§ Exercise brief: All entries should be output exactly as they stand.

§ Excerpted data:
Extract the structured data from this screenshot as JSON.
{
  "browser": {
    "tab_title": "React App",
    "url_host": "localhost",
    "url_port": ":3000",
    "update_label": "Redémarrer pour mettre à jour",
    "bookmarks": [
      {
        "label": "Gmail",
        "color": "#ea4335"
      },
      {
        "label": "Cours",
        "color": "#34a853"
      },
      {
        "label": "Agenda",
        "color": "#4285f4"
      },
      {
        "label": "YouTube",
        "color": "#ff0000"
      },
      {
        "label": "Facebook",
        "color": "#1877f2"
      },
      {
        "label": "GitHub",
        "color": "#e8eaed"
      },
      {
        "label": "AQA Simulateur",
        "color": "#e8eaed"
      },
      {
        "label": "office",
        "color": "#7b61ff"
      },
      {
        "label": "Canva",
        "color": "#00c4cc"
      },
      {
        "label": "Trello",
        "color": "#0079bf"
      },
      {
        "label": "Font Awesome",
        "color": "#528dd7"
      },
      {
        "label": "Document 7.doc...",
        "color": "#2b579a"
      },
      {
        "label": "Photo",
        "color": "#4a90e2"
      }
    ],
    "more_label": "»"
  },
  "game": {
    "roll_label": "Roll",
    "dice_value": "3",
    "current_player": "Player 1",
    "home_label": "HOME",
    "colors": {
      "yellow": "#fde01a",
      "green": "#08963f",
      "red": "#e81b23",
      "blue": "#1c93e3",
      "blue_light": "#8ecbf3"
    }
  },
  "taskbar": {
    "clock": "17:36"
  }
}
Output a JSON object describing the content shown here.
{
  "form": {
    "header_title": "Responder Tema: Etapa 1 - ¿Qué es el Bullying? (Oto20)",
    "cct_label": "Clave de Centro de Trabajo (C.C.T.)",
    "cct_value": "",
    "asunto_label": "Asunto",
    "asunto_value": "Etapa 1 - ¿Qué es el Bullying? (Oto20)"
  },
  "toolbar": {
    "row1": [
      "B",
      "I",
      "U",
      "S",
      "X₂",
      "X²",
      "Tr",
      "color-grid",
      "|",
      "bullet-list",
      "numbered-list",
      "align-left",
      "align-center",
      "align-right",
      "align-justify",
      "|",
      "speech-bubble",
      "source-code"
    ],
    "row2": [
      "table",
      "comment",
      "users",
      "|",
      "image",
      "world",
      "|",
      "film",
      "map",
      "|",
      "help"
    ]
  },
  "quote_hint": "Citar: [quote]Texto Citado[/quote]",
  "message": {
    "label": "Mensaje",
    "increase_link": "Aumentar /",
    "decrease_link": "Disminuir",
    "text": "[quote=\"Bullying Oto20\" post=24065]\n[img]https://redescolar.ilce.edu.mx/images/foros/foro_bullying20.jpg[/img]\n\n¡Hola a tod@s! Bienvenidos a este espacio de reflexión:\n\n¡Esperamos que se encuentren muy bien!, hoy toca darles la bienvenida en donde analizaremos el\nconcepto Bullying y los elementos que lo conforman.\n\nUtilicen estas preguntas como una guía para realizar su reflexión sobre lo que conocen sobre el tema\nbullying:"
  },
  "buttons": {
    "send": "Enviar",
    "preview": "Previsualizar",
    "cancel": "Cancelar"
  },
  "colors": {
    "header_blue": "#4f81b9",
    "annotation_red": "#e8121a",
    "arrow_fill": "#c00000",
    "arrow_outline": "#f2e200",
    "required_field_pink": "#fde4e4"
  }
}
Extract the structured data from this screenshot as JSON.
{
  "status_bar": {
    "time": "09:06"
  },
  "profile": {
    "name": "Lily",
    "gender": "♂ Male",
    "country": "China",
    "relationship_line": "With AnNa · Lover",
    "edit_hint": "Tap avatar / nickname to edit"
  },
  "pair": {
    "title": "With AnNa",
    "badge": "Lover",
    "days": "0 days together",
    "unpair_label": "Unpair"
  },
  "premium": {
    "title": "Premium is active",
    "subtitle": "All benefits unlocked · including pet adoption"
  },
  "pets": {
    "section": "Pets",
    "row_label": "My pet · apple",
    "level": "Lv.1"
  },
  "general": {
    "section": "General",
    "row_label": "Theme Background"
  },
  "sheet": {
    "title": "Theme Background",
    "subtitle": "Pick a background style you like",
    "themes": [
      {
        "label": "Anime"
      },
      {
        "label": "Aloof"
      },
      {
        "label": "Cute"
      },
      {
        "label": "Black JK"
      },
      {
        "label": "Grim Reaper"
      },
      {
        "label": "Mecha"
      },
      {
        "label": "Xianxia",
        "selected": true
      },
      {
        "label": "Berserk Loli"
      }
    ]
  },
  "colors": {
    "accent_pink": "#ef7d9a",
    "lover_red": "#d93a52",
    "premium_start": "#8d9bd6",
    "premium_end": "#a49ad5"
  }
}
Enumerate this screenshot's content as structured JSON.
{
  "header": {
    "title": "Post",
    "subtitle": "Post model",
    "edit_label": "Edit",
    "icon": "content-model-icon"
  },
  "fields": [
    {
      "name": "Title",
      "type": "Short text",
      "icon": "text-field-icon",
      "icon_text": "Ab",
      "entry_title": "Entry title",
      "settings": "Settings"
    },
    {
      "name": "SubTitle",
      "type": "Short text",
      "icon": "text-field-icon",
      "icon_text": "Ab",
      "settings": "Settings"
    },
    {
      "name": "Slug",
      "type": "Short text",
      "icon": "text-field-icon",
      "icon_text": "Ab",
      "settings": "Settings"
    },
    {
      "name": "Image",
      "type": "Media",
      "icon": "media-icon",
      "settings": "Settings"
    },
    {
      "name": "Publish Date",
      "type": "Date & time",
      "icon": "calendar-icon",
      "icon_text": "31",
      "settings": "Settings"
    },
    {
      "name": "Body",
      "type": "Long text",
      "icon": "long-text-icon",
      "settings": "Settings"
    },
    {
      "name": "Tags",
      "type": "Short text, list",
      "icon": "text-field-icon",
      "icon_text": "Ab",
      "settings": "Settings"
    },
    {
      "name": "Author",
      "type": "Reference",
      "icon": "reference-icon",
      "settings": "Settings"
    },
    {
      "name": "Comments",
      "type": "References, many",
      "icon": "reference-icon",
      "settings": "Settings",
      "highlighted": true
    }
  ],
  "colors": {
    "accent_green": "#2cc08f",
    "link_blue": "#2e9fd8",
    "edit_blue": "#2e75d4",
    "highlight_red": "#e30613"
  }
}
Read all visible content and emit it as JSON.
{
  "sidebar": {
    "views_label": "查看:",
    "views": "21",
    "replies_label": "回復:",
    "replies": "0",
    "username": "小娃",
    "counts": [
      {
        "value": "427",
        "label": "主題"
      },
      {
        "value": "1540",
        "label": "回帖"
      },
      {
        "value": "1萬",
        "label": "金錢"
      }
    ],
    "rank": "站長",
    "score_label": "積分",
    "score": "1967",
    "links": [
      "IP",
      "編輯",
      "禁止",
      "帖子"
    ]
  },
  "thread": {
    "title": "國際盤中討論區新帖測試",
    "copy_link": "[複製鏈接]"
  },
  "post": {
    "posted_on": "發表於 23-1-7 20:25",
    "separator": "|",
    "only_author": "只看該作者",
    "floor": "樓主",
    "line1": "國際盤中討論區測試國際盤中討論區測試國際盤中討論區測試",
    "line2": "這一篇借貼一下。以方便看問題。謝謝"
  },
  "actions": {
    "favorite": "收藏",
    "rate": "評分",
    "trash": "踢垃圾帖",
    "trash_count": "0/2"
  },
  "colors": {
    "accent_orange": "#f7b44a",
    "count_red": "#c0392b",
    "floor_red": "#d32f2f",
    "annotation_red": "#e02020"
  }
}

§ Response below:
Extract the structured data from this screenshot as JSON.
{
  "browser": {
    "tab_title": "React App",
    "url_host": "localhost",
    "url_port": ":3000",
    "update_label": "Redémarrer pour mettre à jour",
    "bookmarks": [
      {
        "label": "Gmail",
        "color": "#ea4335"
      },
      {
        "label": "Cours",
        "color": "#34a853"
      },
      {
        "label": "Agenda",
        "color": "#4285f4"
      },
      {
        "label": "YouTube",
        "color": "#ff0000"
      },
      {
        "label": "Facebook",
        "color": "#1877f2"
      },
      {
        "label": "GitHub",
        "color": "#e8eaed"
      },
      {
        "label": "AQA Simulateur",
        "color": "#e8eaed"
      },
      {
        "label": "office",
        "color": "#7b61ff"
      },
      {
        "label": "Canva",
        "color": "#00c4cc"
      },
      {
        "label": "Trello",
        "color": "#0079bf"
      },
      {
        "label": "Font Awesome",
        "color": "#528dd7"
      },
      {
        "label": "Document 7.doc...",
        "color": "#2b579a"
      },
      {
        "label": "Photo",
        "color": "#4a90e2"
      }
    ],
    "more_label": "»"
  },
  "game": {
    "roll_label": "Roll",
    "dice_value": "3",
    "current_player": "Player 1",
    "home_label": "HOME",
    "colors": {
      "yellow": "#fde01a",
      "green": "#08963f",
      "red": "#e81b23",
      "blue": "#1c93e3",
      "blue_light": "#8ecbf3"
    }
  },
  "taskbar": {
    "clock": "17:36"
  }
}
Output a JSON object describing the content shown here.
{
  "form": {
    "header_title": "Responder Tema: Etapa 1 - ¿Qué es el Bullying? (Oto20)",
    "cct_label": "Clave de Centro de Trabajo (C.C.T.)",
    "cct_value": "",
    "asunto_label": "Asunto",
    "asunto_value": "Etapa 1 - ¿Qué es el Bullying? (Oto20)"
  },
  "toolbar": {
    "row1": [
      "B",
      "I",
      "U",
      "S",
      "X₂",
      "X²",
      "Tr",
      "color-grid",
      "|",
      "bullet-list",
      "numbered-list",
      "align-left",
      "align-center",
      "align-right",
      "align-justify",
      "|",
      "speech-bubble",
      "source-code"
    ],
    "row2": [
      "table",
      "comment",
      "users",
      "|",
      "image",
      "world",
      "|",
      "film",
      "map",
      "|",
      "help"
    ]
  },
  "quote_hint": "Citar: [quote]Texto Citado[/quote]",
  "message": {
    "label": "Mensaje",
    "increase_link": "Aumentar /",
    "decrease_link": "Disminuir",
    "text": "[quote=\"Bullying Oto20\" post=24065]\n[img]https://redescolar.ilce.edu.mx/images/foros/foro_bullying20.jpg[/img]\n\n¡Hola a tod@s! Bienvenidos a este espacio de reflexión:\n\n¡Esperamos que se encuentren muy bien!, hoy toca darles la bienvenida en donde analizaremos el\nconcepto Bullying y los elementos que lo conforman.\n\nUtilicen estas preguntas como una guía para realizar su reflexión sobre lo que conocen sobre el tema\nbullying:"
  },
  "buttons": {
    "send": "Enviar",
    "preview": "Previsualizar",
    "cancel": "Cancelar"
  },
  "colors": {
    "header_blue": "#4f81b9",
    "annotation_red": "#e8121a",
    "arrow_fill": "#c00000",
    "arrow_outline": "#f2e200",
    "required_field_pink": "#fde4e4"
  }
}
Extract the structured data from this screenshot as JSON.
{
  "status_bar": {
    "time": "09:06"
  },
  "profile": {
    "name": "Lily",
    "gender": "♂ Male",
    "country": "China",
    "relationship_line": "With AnNa · Lover",
    "edit_hint": "Tap avatar / nickname to edit"
  },
  "pair": {
    "title": "With AnNa",
    "badge": "Lover",
    "days": "0 days together",
    "unpair_label": "Unpair"
  },
  "premium": {
    "title": "Premium is active",
    "subtitle": "All benefits unlocked · including pet adoption"
  },
  "pets": {
    "section": "Pets",
    "row_label": "My pet · apple",
    "level": "Lv.1"
  },
  "general": {
    "section": "General",
    "row_label": "Theme Background"
  },
  "sheet": {
    "title": "Theme Background",
    "subtitle": "Pick a background style you like",
    "themes": [
      {
        "label": "Anime"
      },
      {
        "label": "Aloof"
      },
      {
        "label": "Cute"
      },
      {
        "label": "Black JK"
      },
      {
        "label": "Grim Reaper"
      },
      {
        "label": "Mecha"
      },
      {
        "label": "Xianxia",
        "selected": true
      },
      {
        "label": "Berserk Loli"
      }
    ]
  },
  "colors": {
    "accent_pink": "#ef7d9a",
    "lover_red": "#d93a52",
    "premium_start": "#8d9bd6",
    "premium_end": "#a49ad5"
  }
}
Enumerate this screenshot's content as structured JSON.
{
  "header": {
    "title": "Post",
    "subtitle": "Post model",
    "edit_label": "Edit",
    "icon": "content-model-icon"
  },
  "fields": [
    {
      "name": "Title",
      "type": "Short text",
      "icon": "text-field-icon",
      "icon_text": "Ab",
      "entry_title": "Entry title",
      "settings": "Settings"
    },
    {
      "name": "SubTitle",
      "type": "Short text",
      "icon": "text-field-icon",
      "icon_text": "Ab",
      "settings": "Settings"
    },
    {
      "name": "Slug",
      "type": "Short text",
      "icon": "text-field-icon",
      "icon_text": "Ab",
      "settings": "Settings"
    },
    {
      "name": "Image",
      "type": "Media",
      "icon": "media-icon",
      "settings": "Settings"
    },
    {
      "name": "Publish Date",
      "type": "Date & time",
      "icon": "calendar-icon",
      "icon_text": "31",
      "settings": "Settings"
    },
    {
      "name": "Body",
      "type": "Long text",
      "icon": "long-text-icon",
      "settings": "Settings"
    },
    {
      "name": "Tags",
      "type": "Short text, list",
      "icon": "text-field-icon",
      "icon_text": "Ab",
      "settings": "Settings"
    },
    {
      "name": "Author",
      "type": "Reference",
      "icon": "reference-icon",
      "settings": "Settings"
    },
    {
      "name": "Comments",
      "type": "References, many",
      "icon": "reference-icon",
      "settings": "Settings",
      "highlighted": true
    }
  ],
  "colors": {
    "accent_green": "#2cc08f",
    "link_blue": "#2e9fd8",
    "edit_blue": "#2e75d4",
    "highlight_red": "#e30613"
  }
}
Read all visible content and emit it as JSON.
{
  "sidebar": {
    "views_label": "查看:",
    "views": "21",
    "replies_label": "回復:",
    "replies": "0",
    "username": "小娃",
    "counts": [
      {
        "value": "427",
        "label": "主題"
      },
      {
        "value": "1540",
        "label": "回帖"
      },
      {
        "value": "1萬",
        "label": "金錢"
      }
    ],
    "rank": "站長",
    "score_label": "積分",
    "score": "1967",
    "links": [
      "IP",
      "編輯",
      "禁止",
      "帖子"
    ]
  },
  "thread": {
    "title": "國際盤中討論區新帖測試",
    "copy_link": "[複製鏈接]"
  },
  "post": {
    "posted_on": "發表於 23-1-7 20:25",
    "separator": "|",
    "only_author": "只看該作者",
    "floor": "樓主",
    "line1": "國際盤中討論區測試國際盤中討論區測試國際盤中討論區測試",
    "line2": "這一篇借貼一下。以方便看問題。謝謝"
  },
  "actions": {
    "favorite": "收藏",
    "rate": "評分",
    "trash": "踢垃圾帖",
    "trash_count": "0/2"
  },
  "colors": {
    "accent_orange": "#f7b44a",
    "count_red": "#c0392b",
    "floor_red": "#d32f2f",
    "annotation_red": "#e02020"
  }
}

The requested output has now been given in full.